Stored data:

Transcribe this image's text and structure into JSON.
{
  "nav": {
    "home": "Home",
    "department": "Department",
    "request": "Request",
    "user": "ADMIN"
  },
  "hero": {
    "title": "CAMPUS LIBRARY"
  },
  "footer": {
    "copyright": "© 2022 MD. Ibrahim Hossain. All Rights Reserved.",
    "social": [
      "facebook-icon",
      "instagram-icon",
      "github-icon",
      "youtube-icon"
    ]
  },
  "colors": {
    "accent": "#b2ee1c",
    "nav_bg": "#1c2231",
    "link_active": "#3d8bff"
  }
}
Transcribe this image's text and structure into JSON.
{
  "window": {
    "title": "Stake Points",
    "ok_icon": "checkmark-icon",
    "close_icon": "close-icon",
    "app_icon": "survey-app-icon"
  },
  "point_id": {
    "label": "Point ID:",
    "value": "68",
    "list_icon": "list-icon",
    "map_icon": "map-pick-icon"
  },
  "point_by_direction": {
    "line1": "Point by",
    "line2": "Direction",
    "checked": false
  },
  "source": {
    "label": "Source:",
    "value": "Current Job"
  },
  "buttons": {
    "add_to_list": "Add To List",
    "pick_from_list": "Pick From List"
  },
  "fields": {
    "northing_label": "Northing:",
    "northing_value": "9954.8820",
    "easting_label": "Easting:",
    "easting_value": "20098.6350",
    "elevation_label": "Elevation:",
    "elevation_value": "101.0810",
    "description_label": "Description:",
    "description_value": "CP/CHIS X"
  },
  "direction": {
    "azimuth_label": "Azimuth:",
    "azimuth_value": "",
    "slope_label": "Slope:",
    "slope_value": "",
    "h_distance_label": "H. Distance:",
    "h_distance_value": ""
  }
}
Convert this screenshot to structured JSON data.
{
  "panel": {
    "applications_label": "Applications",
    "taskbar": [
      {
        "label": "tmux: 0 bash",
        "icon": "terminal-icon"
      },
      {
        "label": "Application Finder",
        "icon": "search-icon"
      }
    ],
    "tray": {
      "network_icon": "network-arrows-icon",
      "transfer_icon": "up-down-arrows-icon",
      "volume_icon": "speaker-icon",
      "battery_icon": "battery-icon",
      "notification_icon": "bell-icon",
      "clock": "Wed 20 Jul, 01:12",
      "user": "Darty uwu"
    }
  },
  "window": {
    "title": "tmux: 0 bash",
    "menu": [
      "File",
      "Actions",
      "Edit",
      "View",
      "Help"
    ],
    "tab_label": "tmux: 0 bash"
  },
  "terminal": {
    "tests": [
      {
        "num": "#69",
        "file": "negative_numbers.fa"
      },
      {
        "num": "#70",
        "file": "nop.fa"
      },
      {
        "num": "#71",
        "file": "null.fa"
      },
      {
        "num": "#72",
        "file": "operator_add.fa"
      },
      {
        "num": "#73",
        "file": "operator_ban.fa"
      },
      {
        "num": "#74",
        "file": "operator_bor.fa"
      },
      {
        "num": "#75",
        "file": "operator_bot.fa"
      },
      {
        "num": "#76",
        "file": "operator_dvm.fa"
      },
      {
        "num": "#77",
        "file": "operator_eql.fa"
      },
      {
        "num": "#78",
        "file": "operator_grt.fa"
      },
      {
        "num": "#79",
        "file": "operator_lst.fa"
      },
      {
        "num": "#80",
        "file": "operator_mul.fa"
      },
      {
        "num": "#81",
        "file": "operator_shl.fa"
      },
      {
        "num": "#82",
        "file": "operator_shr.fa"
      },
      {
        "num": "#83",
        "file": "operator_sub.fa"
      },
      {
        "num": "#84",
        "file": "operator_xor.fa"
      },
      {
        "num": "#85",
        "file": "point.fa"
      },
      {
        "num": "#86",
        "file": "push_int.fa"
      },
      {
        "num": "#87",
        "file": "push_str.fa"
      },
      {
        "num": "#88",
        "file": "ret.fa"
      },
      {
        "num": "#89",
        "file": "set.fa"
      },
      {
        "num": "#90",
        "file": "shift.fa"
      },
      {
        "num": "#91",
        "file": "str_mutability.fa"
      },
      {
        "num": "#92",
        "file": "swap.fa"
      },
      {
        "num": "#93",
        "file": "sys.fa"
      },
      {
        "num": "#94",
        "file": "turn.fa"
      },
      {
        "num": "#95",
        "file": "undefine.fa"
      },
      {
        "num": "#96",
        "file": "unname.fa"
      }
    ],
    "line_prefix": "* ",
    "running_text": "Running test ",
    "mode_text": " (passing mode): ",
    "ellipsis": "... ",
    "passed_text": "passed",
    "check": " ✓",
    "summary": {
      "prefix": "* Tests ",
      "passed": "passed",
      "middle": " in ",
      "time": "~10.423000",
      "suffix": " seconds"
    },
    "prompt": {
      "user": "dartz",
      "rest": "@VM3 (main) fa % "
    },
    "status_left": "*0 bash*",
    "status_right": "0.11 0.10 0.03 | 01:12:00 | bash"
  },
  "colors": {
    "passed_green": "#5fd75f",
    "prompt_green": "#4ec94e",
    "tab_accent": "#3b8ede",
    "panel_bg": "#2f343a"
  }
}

Instructions for the task
Extract all of the data shown above without alteration.

Exercise output
Transcribe this image's text and structure into JSON.
{
  "nav": {
    "home": "Home",
    "department": "Department",
    "request": "Request",
    "user": "ADMIN"
  },
  "hero": {
    "title": "CAMPUS LIBRARY"
  },
  "footer": {
    "copyright": "© 2022 MD. Ibrahim Hossain. All Rights Reserved.",
    "social": [
      "facebook-icon",
      "instagram-icon",
      "github-icon",
      "youtube-icon"
    ]
  },
  "colors": {
    "accent": "#b2ee1c",
    "nav_bg": "#1c2231",
    "link_active": "#3d8bff"
  }
}
Transcribe this image's text and structure into JSON.
{
  "window": {
    "title": "Stake Points",
    "ok_icon": "checkmark-icon",
    "close_icon": "close-icon",
    "app_icon": "survey-app-icon"
  },
  "point_id": {
    "label": "Point ID:",
    "value": "68",
    "list_icon": "list-icon",
    "map_icon": "map-pick-icon"
  },
  "point_by_direction": {
    "line1": "Point by",
    "line2": "Direction",
    "checked": false
  },
  "source": {
    "label": "Source:",
    "value": "Current Job"
  },
  "buttons": {
    "add_to_list": "Add To List",
    "pick_from_list": "Pick From List"
  },
  "fields": {
    "northing_label": "Northing:",
    "northing_value": "9954.8820",
    "easting_label": "Easting:",
    "easting_value": "20098.6350",
    "elevation_label": "Elevation:",
    "elevation_value": "101.0810",
    "description_label": "Description:",
    "description_value": "CP/CHIS X"
  },
  "direction": {
    "azimuth_label": "Azimuth:",
    "azimuth_value": "",
    "slope_label": "Slope:",
    "slope_value": "",
    "h_distance_label": "H. Distance:",
    "h_distance_value": ""
  }
}
Convert this screenshot to structured JSON data.
{
  "panel": {
    "applications_label": "Applications",
    "taskbar": [
      {
        "label": "tmux: 0 bash",
        "icon": "terminal-icon"
      },
      {
        "label": "Application Finder",
        "icon": "search-icon"
      }
    ],
    "tray": {
      "network_icon": "network-arrows-icon",
      "transfer_icon": "up-down-arrows-icon",
      "volume_icon": "speaker-icon",
      "battery_icon": "battery-icon",
      "notification_icon": "bell-icon",
      "clock": "Wed 20 Jul, 01:12",
      "user": "Darty uwu"
    }
  },
  "window": {
    "title": "tmux: 0 bash",
    "menu": [
      "File",
      "Actions",
      "Edit",
      "View",
      "Help"
    ],
    "tab_label": "tmux: 0 bash"
  },
  "terminal": {
    "tests": [
      {
        "num": "#69",
        "file": "negative_numbers.fa"
      },
      {
        "num": "#70",
        "file": "nop.fa"
      },
      {
        "num": "#71",
        "file": "null.fa"
      },
      {
        "num": "#72",
        "file": "operator_add.fa"
      },
      {
        "num": "#73",
        "file": "operator_ban.fa"
      },
      {
        "num": "#74",
        "file": "operator_bor.fa"
      },
      {
        "num": "#75",
        "file": "operator_bot.fa"
      },
      {
        "num": "#76",
        "file": "operator_dvm.fa"
      },
      {
        "num": "#77",
        "file": "operator_eql.fa"
      },
      {
        "num": "#78",
        "file": "operator_grt.fa"
      },
      {
        "num": "#79",
        "file": "operator_lst.fa"
      },
      {
        "num": "#80",
        "file": "operator_mul.fa"
      },
      {
        "num": "#81",
        "file": "operator_shl.fa"
      },
      {
        "num": "#82",
        "file": "operator_shr.fa"
      },
      {
        "num": "#83",
        "file": "operator_sub.fa"
      },
      {
        "num": "#84",
        "file": "operator_xor.fa"
      },
      {
        "num": "#85",
        "file": "point.fa"
      },
      {
        "num": "#86",
        "file": "push_int.fa"
      },
      {
        "num": "#87",
        "file": "push_str.fa"
      },
      {
        "num": "#88",
        "file": "ret.fa"
      },
      {
        "num": "#89",
        "file": "set.fa"
      },
      {
        "num": "#90",
        "file": "shift.fa"
      },
      {
        "num": "#91",
        "file": "str_mutability.fa"
      },
      {
        "num": "#92",
        "file": "swap.fa"
      },
      {
        "num": "#93",
        "file": "sys.fa"
      },
      {
        "num": "#94",
        "file": "turn.fa"
      },
      {
        "num": "#95",
        "file": "undefine.fa"
      },
      {
        "num": "#96",
        "file": "unname.fa"
      }
    ],
    "line_prefix": "* ",
    "running_text": "Running test ",
    "mode_text": " (passing mode): ",
    "ellipsis": "... ",
    "passed_text": "passed",
    "check": " ✓",
    "summary": {
      "prefix": "* Tests ",
      "passed": "passed",
      "middle": " in ",
      "time": "~10.423000",
      "suffix": " seconds"
    },
    "prompt": {
      "user": "dartz",
      "rest": "@VM3 (main) fa % "
    },
    "status_left": "*0 bash*",
    "status_right": "0.11 0.10 0.03 | 01:12:00 | bash"
  },
  "colors": {
    "passed_green": "#5fd75f",
    "prompt_green": "#4ec94e",
    "tab_accent": "#3b8ede",
    "panel_bg": "#2f343a"
  }
}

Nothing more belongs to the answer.